Stored data
--- BEGIN ---

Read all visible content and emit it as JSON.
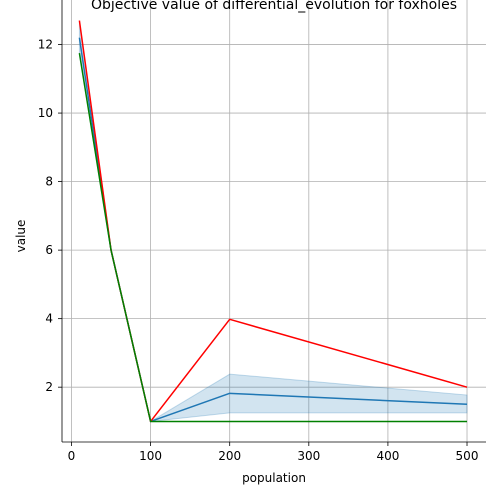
{
  "chart_data": {
    "type": "line",
    "title": "Objective value of differential_evolution for foxholes",
    "xlabel": "population",
    "ylabel": "value",
    "xlim": [
      -12,
      524
    ],
    "ylim": [
      0.4,
      13.3
    ],
    "xticks": [
      0,
      100,
      200,
      300,
      400,
      500
    ],
    "yticks": [
      2,
      4,
      6,
      8,
      10,
      12
    ],
    "grid": true,
    "legend": "none",
    "band": {
      "x": [
        10,
        50,
        100,
        200,
        500
      ],
      "lower": [
        11.75,
        5.95,
        1.0,
        1.25,
        1.25
      ],
      "upper": [
        12.65,
        6.05,
        1.0,
        2.38,
        1.77
      ],
      "color": "#1f77b4"
    },
    "series": [
      {
        "x": [
          10,
          50,
          100,
          200,
          500
        ],
        "values": [
          12.2,
          6.0,
          1.0,
          1.82,
          1.5
        ],
        "color": "#1f77b4"
      },
      {
        "x": [
          10,
          50,
          100,
          200,
          500
        ],
        "values": [
          12.7,
          6.0,
          1.0,
          3.98,
          2.0
        ],
        "color": "#ff0000"
      },
      {
        "x": [
          10,
          50,
          100,
          200,
          500
        ],
        "values": [
          11.75,
          6.0,
          1.0,
          1.0,
          1.0
        ],
        "color": "#008000"
      }
    ]
  }
}
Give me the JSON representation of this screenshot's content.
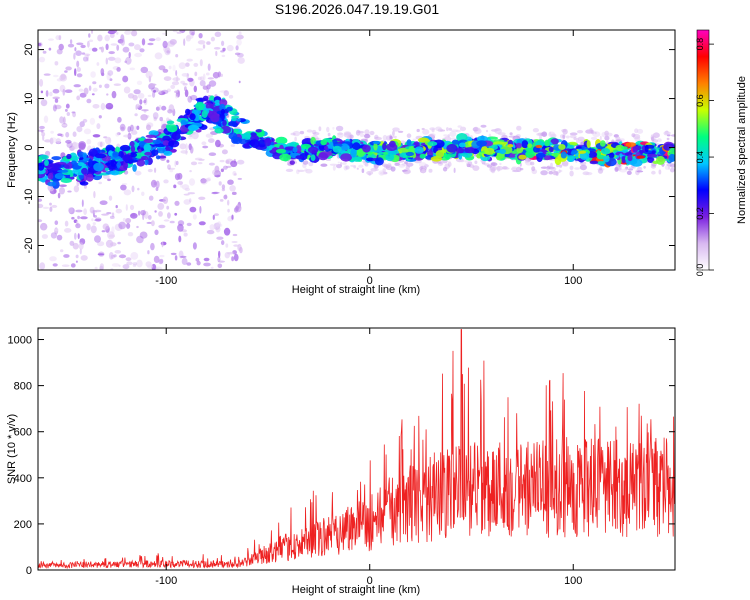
{
  "title": "S196.2026.047.19.19.G01",
  "chart_data": [
    {
      "type": "heatmap",
      "name": "spectrogram",
      "xlabel": "Height of straight line (km)",
      "ylabel": "Frequency (Hz)",
      "xlim": [
        -163,
        150
      ],
      "ylim": [
        -25,
        24
      ],
      "xticks": [
        -100,
        0,
        100
      ],
      "xtick_labels": [
        "-100",
        "0",
        "100"
      ],
      "yticks": [
        -20,
        -10,
        0,
        10,
        20
      ],
      "ytick_labels": [
        "-20",
        "-10",
        "0",
        "10",
        "20"
      ],
      "ridge": {
        "x": [
          -160,
          -140,
          -120,
          -100,
          -90,
          -80,
          -70,
          -60,
          -40,
          -20,
          0,
          50,
          100,
          150
        ],
        "frequency": [
          -5,
          -4,
          -2,
          1,
          5,
          8,
          6,
          2,
          -1,
          0,
          -1,
          0,
          -1,
          -1
        ]
      },
      "colorbar": {
        "label": "Normalized spectral amplitude",
        "range": [
          0.0,
          0.85
        ],
        "ticks": [
          0.0,
          0.2,
          0.4,
          0.6,
          0.8
        ],
        "tick_labels": [
          "0.0",
          "0.2",
          "0.4",
          "0.6",
          "0.8"
        ],
        "colormap": [
          "#ffffff",
          "#d8b8f0",
          "#7a1fe0",
          "#0000ff",
          "#00c8ff",
          "#00ff80",
          "#c8ff00",
          "#ff8000",
          "#ff0000",
          "#ff00c0"
        ]
      }
    },
    {
      "type": "line",
      "name": "snr",
      "xlabel": "Height of straight line (km)",
      "ylabel": "SNR (10 * v/v)",
      "xlim": [
        -163,
        150
      ],
      "ylim": [
        0,
        1050
      ],
      "xticks": [
        -100,
        0,
        100
      ],
      "xtick_labels": [
        "-100",
        "0",
        "100"
      ],
      "yticks": [
        0,
        200,
        400,
        600,
        800,
        1000
      ],
      "ytick_labels": [
        "0",
        "200",
        "400",
        "600",
        "800",
        "1000"
      ],
      "color": "#ee2222",
      "envelope": {
        "x": [
          -163,
          -140,
          -100,
          -80,
          -65,
          -55,
          -45,
          -30,
          -15,
          0,
          10,
          20,
          30,
          45,
          60,
          80,
          100,
          120,
          150
        ],
        "mean": [
          20,
          25,
          30,
          30,
          25,
          60,
          100,
          130,
          190,
          230,
          280,
          320,
          350,
          380,
          400,
          390,
          400,
          390,
          400
        ],
        "peak": [
          45,
          55,
          75,
          70,
          60,
          150,
          250,
          330,
          430,
          500,
          620,
          700,
          790,
          1045,
          900,
          850,
          880,
          760,
          720
        ]
      }
    }
  ]
}
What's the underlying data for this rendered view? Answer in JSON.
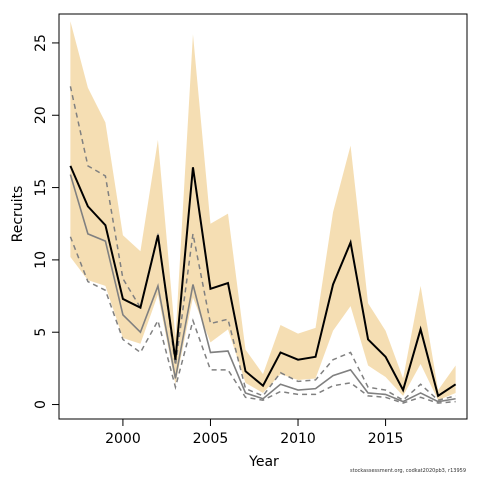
{
  "chart_data": {
    "type": "line",
    "xlabel": "Year",
    "ylabel": "Recruits",
    "xlim": [
      1996.35,
      2019.65
    ],
    "ylim": [
      -1.0,
      27.0
    ],
    "xticks": [
      2000,
      2005,
      2010,
      2015
    ],
    "yticks": [
      0,
      5,
      10,
      15,
      20,
      25
    ],
    "grid": false,
    "colors": {
      "band": "#f5deb3",
      "main": "#000000",
      "gray": "#808080",
      "dashed": "#808080"
    },
    "years": [
      1997,
      1998,
      1999,
      2000,
      2001,
      2002,
      2003,
      2004,
      2005,
      2006,
      2007,
      2008,
      2009,
      2010,
      2011,
      2012,
      2013,
      2014,
      2015,
      2016,
      2017,
      2018,
      2019
    ],
    "band_upper": [
      26.5,
      21.9,
      19.5,
      11.7,
      10.6,
      18.3,
      4.6,
      25.6,
      12.5,
      13.2,
      3.8,
      2.1,
      5.5,
      4.9,
      5.3,
      13.3,
      17.9,
      7.0,
      5.1,
      1.8,
      8.2,
      1.0,
      2.7
    ],
    "band_lower": [
      10.2,
      8.6,
      8.2,
      4.6,
      4.2,
      7.6,
      1.4,
      7.4,
      4.3,
      5.2,
      1.5,
      0.8,
      2.1,
      1.7,
      1.8,
      5.1,
      6.8,
      2.7,
      1.9,
      0.6,
      2.8,
      0.3,
      0.8
    ],
    "main": [
      16.5,
      13.7,
      12.4,
      7.3,
      6.7,
      11.7,
      3.1,
      16.4,
      8.0,
      8.4,
      2.3,
      1.3,
      3.6,
      3.1,
      3.3,
      8.3,
      11.2,
      4.5,
      3.3,
      1.0,
      5.2,
      0.6,
      1.4
    ],
    "gray": [
      15.9,
      11.8,
      11.3,
      6.2,
      5.0,
      8.2,
      1.8,
      8.3,
      3.6,
      3.7,
      0.8,
      0.4,
      1.4,
      1.0,
      1.1,
      2.0,
      2.4,
      0.8,
      0.7,
      0.2,
      0.8,
      0.2,
      0.4
    ],
    "dashed_upper": [
      22.0,
      16.5,
      15.8,
      8.7,
      6.7,
      11.8,
      2.7,
      11.8,
      5.6,
      5.9,
      1.1,
      0.6,
      2.2,
      1.6,
      1.7,
      3.1,
      3.6,
      1.2,
      1.0,
      0.3,
      1.4,
      0.3,
      0.6
    ],
    "dashed_lower": [
      11.6,
      8.5,
      7.9,
      4.5,
      3.6,
      5.8,
      1.2,
      5.8,
      2.4,
      2.4,
      0.5,
      0.3,
      0.9,
      0.7,
      0.7,
      1.3,
      1.5,
      0.6,
      0.5,
      0.1,
      0.5,
      0.1,
      0.2
    ]
  },
  "footnote": "stockassessment.org, codkat2020pb3, r13959"
}
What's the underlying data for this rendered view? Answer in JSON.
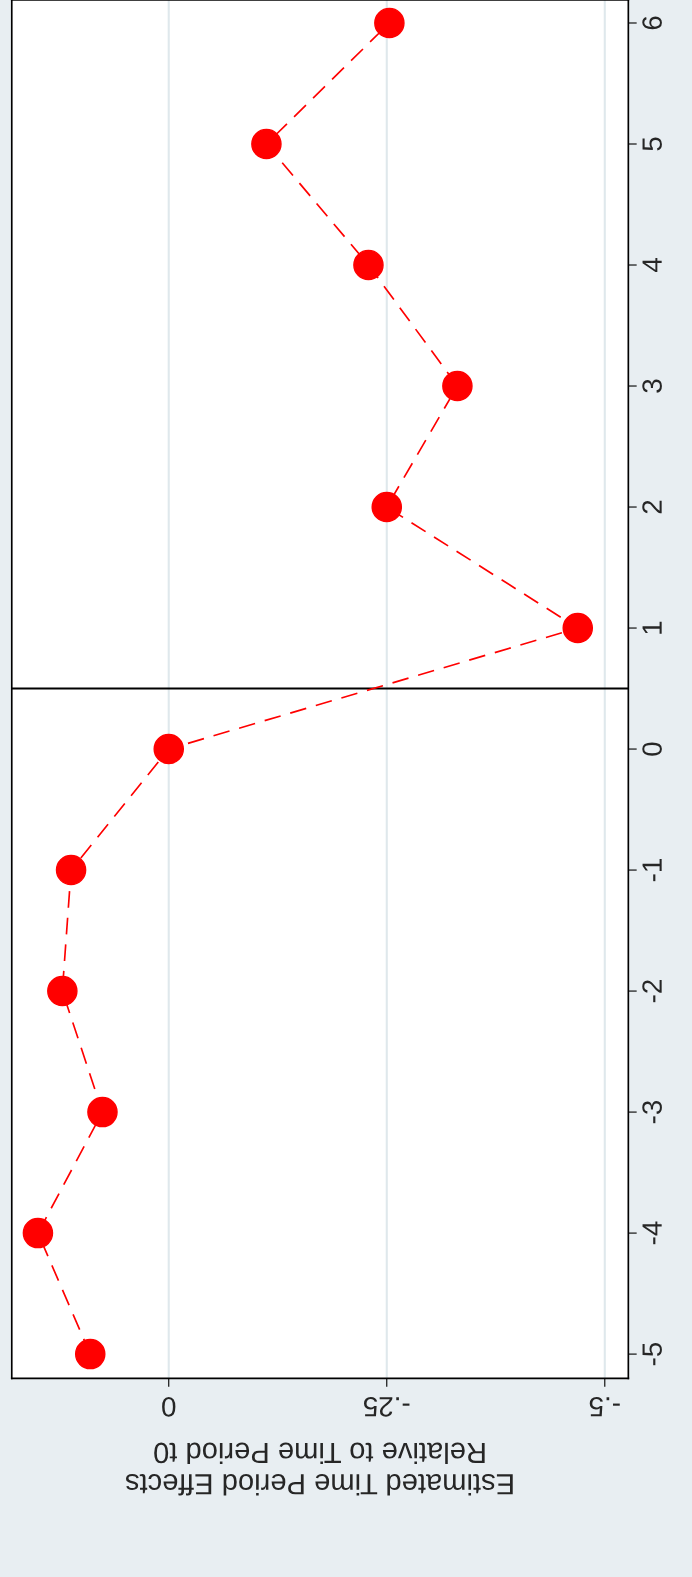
{
  "chart_data": {
    "type": "line",
    "xlabel": "Estimated Time Period Effects\nRelative to Time Period t0",
    "series": [
      {
        "color": "#ff0000",
        "x": [
          0.09,
          0.15,
          0.076,
          0.122,
          0.112,
          0,
          -0.469,
          -0.25,
          -0.331,
          -0.229,
          -0.112,
          -0.253
        ],
        "values": [
          -5,
          -4,
          -3,
          -2,
          -1,
          0,
          1,
          2,
          3,
          4,
          5,
          6
        ]
      }
    ],
    "ylim": [
      -5.2,
      6.19
    ],
    "yticks": [
      -5,
      -4,
      -3,
      -2,
      -1,
      0,
      1,
      2,
      3,
      4,
      5,
      6
    ],
    "xlim": [
      0.18,
      -0.527
    ],
    "xticks": [
      {
        "value": -0.5,
        "label": "-.5"
      },
      {
        "value": -0.25,
        "label": "-.25"
      },
      0
    ],
    "ref_lines": [
      {
        "axis": "y",
        "value": 0.5,
        "color": "#000000"
      }
    ],
    "grid": "x",
    "marker": "circle",
    "line_style": "dashed"
  }
}
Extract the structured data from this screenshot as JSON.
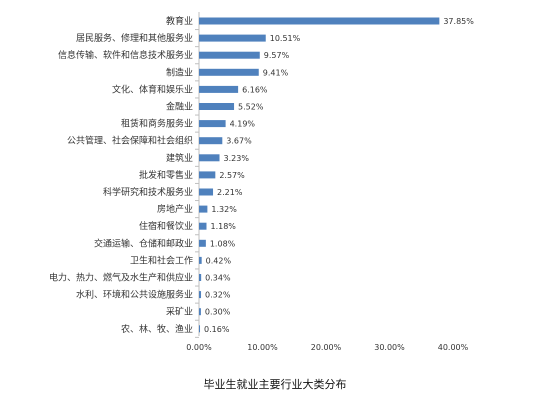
{
  "chart_data": {
    "type": "bar",
    "orientation": "horizontal",
    "title": "毕业生就业主要行业大类分布",
    "categories": [
      "教育业",
      "居民服务、修理和其他服务业",
      "信息传输、软件和信息技术服务业",
      "制造业",
      "文化、体育和娱乐业",
      "金融业",
      "租赁和商务服务业",
      "公共管理、社会保障和社会组织",
      "建筑业",
      "批发和零售业",
      "科学研究和技术服务业",
      "房地产业",
      "住宿和餐饮业",
      "交通运输、仓储和邮政业",
      "卫生和社会工作",
      "电力、热力、燃气及水生产和供应业",
      "水利、环境和公共设施服务业",
      "采矿业",
      "农、林、牧、渔业"
    ],
    "values": [
      37.85,
      10.51,
      9.57,
      9.41,
      6.16,
      5.52,
      4.19,
      3.67,
      3.23,
      2.57,
      2.21,
      1.32,
      1.18,
      1.08,
      0.42,
      0.34,
      0.32,
      0.3,
      0.16
    ],
    "value_labels": [
      "37.85%",
      "10.51%",
      "9.57%",
      "9.41%",
      "6.16%",
      "5.52%",
      "4.19%",
      "3.67%",
      "3.23%",
      "2.57%",
      "2.21%",
      "1.32%",
      "1.18%",
      "1.08%",
      "0.42%",
      "0.34%",
      "0.32%",
      "0.30%",
      "0.16%"
    ],
    "xlim": [
      0,
      40
    ],
    "x_ticks": [
      0,
      10,
      20,
      30,
      40
    ],
    "x_tick_labels": [
      "0.00%",
      "10.00%",
      "20.00%",
      "30.00%",
      "40.00%"
    ],
    "grid": false,
    "legend": "none",
    "bar_color": "#4f81bd"
  }
}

--- END ---

TASK BRIEF: Check each line of the records above for the word "ylabel", then give the number of lines that have it, with no other words.

REPLY: 4